Trecho selecionado:
┌──
Membro da Academia Francesa, Max Gallo publicou mais de 80 livros percorrendo com igual desenvoltura gêneros como romance, ensaio, história, biografia e política. Faz uma distinção muito clara entre o romance ficcional e a história romanceada: “costumo chamar meus romances de ‘romances-história”, explica. 

Nas livrarias brasileiras podem ser encontrados Revolução Francesa (dois volumes.), as biografias de Napoleão (dois volumes), Victor Hugo (dois volumes) e César, e as séries Os cristãos (história-romanceada em 3 volumes) e Os Patriotas (ficção em quatro volumes).

O processo de criação e seu mais recente trabalho, Revolução Francesa, volumes 1 e 2, são alguns dos temas dessa entrevista exclusiva concedida à L&PM Editores.
└──
Tarefa obrigatória A:
Segundo o trecho sobre Max Gallo, em quantos volumes foi publicada a série Os Patriotas?
Tarefa obrigatória B:
Prossiga com o texto sobre Max Gallo, começando logo depois da última frase apresentada.

Listagem de dados:
┌──
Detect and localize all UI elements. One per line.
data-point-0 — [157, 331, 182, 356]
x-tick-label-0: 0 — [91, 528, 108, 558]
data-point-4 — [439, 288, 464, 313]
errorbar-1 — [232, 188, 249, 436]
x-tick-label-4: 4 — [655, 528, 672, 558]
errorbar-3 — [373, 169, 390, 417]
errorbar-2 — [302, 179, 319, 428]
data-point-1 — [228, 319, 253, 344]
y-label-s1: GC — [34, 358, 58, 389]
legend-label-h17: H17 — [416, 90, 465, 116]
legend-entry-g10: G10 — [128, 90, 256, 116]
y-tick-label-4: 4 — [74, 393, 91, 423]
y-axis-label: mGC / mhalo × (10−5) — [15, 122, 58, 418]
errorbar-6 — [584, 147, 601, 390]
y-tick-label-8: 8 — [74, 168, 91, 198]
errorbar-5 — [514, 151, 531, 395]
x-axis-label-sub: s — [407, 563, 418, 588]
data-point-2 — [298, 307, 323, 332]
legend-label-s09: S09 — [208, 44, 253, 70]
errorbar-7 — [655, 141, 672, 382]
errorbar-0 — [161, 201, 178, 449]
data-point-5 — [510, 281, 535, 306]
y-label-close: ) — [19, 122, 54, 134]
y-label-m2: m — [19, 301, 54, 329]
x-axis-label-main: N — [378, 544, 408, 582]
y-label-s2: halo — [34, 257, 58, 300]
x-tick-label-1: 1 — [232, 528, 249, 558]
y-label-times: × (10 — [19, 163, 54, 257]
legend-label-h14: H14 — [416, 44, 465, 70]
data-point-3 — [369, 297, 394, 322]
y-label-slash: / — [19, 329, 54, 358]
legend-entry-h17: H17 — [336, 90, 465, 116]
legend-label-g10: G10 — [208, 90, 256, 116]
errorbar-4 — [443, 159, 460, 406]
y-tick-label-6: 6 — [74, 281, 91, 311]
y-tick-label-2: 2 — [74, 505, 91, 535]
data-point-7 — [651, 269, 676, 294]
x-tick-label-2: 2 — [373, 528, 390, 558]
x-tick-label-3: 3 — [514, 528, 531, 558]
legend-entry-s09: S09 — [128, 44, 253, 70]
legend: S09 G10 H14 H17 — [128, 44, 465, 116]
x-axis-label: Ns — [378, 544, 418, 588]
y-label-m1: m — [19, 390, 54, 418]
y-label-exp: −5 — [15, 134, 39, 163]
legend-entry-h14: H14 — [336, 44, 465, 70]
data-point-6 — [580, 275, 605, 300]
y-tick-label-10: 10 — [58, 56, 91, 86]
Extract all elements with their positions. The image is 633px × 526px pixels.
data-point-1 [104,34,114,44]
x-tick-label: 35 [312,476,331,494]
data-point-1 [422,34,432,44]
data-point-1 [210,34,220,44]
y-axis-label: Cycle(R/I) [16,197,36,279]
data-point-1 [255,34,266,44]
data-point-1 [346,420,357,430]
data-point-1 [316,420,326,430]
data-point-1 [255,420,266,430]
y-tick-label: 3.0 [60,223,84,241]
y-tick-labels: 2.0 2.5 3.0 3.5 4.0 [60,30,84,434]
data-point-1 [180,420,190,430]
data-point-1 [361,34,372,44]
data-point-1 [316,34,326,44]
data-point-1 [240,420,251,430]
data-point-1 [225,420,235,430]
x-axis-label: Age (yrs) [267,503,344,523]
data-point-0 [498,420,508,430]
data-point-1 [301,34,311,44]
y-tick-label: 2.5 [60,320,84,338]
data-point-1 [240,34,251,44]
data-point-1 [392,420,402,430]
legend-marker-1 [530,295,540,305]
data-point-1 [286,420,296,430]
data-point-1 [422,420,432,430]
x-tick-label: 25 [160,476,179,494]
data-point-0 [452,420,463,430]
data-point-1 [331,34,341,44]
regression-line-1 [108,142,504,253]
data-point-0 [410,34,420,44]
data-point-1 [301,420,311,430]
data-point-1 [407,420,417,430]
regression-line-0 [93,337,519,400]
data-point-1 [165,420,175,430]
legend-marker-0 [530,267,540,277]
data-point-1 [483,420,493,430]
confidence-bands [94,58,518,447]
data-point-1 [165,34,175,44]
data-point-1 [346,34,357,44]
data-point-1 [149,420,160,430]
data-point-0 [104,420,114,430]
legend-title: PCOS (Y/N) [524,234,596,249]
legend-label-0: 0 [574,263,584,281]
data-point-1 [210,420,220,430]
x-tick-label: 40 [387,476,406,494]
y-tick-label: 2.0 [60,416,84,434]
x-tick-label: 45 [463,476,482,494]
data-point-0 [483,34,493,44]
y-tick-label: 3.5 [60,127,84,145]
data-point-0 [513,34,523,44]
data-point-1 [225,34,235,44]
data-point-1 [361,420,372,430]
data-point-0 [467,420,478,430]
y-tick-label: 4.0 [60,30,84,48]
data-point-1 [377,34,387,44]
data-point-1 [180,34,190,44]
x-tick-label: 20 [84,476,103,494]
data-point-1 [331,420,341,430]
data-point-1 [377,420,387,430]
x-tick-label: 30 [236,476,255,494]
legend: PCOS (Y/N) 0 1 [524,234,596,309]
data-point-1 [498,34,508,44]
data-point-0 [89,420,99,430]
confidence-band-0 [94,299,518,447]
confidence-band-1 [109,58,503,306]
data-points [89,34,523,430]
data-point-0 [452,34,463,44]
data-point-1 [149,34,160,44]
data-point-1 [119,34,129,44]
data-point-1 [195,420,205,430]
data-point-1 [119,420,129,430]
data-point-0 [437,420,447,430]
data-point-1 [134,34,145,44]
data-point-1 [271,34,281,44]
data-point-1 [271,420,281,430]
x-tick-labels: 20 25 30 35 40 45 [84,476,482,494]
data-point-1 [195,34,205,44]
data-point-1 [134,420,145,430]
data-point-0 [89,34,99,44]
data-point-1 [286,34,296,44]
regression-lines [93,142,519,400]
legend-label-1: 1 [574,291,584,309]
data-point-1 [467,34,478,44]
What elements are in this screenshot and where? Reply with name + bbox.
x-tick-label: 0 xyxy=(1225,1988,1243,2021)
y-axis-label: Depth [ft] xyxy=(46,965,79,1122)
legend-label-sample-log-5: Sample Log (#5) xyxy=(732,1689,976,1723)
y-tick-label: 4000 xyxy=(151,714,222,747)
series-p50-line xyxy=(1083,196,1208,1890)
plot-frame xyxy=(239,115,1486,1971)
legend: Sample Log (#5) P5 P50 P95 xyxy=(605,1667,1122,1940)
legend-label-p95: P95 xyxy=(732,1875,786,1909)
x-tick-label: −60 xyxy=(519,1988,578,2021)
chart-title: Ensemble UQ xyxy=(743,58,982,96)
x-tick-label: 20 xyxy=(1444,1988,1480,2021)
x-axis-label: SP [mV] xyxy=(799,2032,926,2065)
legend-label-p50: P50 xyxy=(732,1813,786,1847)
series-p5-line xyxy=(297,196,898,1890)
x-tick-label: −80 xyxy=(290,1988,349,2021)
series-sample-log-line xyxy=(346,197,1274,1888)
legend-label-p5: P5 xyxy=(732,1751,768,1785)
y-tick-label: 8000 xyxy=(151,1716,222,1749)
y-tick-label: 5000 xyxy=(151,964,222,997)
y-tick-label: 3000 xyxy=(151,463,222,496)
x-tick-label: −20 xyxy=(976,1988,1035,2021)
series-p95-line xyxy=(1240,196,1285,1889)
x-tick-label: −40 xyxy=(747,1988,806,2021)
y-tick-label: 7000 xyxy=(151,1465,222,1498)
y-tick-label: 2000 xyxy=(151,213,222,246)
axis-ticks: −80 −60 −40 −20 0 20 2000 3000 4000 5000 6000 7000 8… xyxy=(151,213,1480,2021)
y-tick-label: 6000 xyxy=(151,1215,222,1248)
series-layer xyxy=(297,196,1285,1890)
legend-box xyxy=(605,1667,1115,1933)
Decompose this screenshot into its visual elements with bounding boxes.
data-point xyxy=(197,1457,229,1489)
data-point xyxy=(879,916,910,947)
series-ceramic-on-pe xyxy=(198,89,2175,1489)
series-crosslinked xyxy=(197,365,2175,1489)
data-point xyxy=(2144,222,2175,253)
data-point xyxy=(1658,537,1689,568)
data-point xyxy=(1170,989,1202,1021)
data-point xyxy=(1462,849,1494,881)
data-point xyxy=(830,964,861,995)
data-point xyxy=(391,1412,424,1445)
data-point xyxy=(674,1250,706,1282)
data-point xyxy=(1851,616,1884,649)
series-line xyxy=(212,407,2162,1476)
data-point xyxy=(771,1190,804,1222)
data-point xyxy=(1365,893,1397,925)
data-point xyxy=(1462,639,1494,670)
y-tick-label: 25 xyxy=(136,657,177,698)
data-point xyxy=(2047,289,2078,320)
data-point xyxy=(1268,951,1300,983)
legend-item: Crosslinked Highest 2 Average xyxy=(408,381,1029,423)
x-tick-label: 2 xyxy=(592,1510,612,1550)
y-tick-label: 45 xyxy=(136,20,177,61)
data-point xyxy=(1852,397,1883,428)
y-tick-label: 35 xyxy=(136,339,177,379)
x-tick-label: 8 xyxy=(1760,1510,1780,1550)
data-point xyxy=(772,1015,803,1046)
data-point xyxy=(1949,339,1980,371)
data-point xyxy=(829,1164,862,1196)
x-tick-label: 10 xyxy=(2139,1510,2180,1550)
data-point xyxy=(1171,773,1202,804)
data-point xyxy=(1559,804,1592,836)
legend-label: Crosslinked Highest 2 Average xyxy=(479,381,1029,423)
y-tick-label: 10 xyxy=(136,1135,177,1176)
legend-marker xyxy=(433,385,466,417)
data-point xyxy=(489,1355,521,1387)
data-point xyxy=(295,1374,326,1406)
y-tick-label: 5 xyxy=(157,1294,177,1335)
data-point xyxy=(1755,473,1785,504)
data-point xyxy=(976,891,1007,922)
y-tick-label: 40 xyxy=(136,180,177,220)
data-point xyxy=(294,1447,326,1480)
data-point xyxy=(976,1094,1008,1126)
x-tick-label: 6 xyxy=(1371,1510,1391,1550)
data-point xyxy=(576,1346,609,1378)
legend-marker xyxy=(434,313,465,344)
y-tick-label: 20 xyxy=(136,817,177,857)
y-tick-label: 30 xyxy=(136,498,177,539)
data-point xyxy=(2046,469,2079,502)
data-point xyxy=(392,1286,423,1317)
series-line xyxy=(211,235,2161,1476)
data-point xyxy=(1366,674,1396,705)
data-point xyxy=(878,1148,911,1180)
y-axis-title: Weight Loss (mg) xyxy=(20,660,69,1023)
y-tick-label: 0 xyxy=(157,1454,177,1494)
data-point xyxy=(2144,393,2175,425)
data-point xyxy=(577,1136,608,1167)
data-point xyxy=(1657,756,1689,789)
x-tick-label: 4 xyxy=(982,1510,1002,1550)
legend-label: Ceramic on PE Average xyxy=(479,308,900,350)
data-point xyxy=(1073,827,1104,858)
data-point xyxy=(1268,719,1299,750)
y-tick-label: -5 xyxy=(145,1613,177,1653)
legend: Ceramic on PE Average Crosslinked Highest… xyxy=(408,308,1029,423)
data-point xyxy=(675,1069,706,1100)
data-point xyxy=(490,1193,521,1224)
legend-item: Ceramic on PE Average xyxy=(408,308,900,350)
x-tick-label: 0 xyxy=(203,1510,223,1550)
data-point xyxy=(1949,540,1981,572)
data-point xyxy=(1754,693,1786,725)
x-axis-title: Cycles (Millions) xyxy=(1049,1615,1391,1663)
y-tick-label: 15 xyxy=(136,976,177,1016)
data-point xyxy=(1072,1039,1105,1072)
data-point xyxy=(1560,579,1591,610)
└──
Resposta final A:
Em quatro volumes.

Resposta final B:
L&PM Editores: Por que seus dois volumes sobre a Revolução Francesa são best-sellers na França, onde dezenas de livros sobre o assunto são publicados todos os anos?

Max Gallo: O sucesso de um livro depende de vários fatores. A Revolução é um dos grandes temas da história nacional francesa, portanto sempre existe um interesse pelo assunto. Ela é o cadinho para onde escorre o Antigo Regime e onde o futuro da nação é decidido.

O sucesso do livro se deve a duas coisas importantes:

Em primeiro lugar, tentei evitar toda e qualquer interpretação da Revolução Francesa. Tentei me afastar das ideias feitas, das teorias ensinadas na escola, sobretudo a teoria marxista.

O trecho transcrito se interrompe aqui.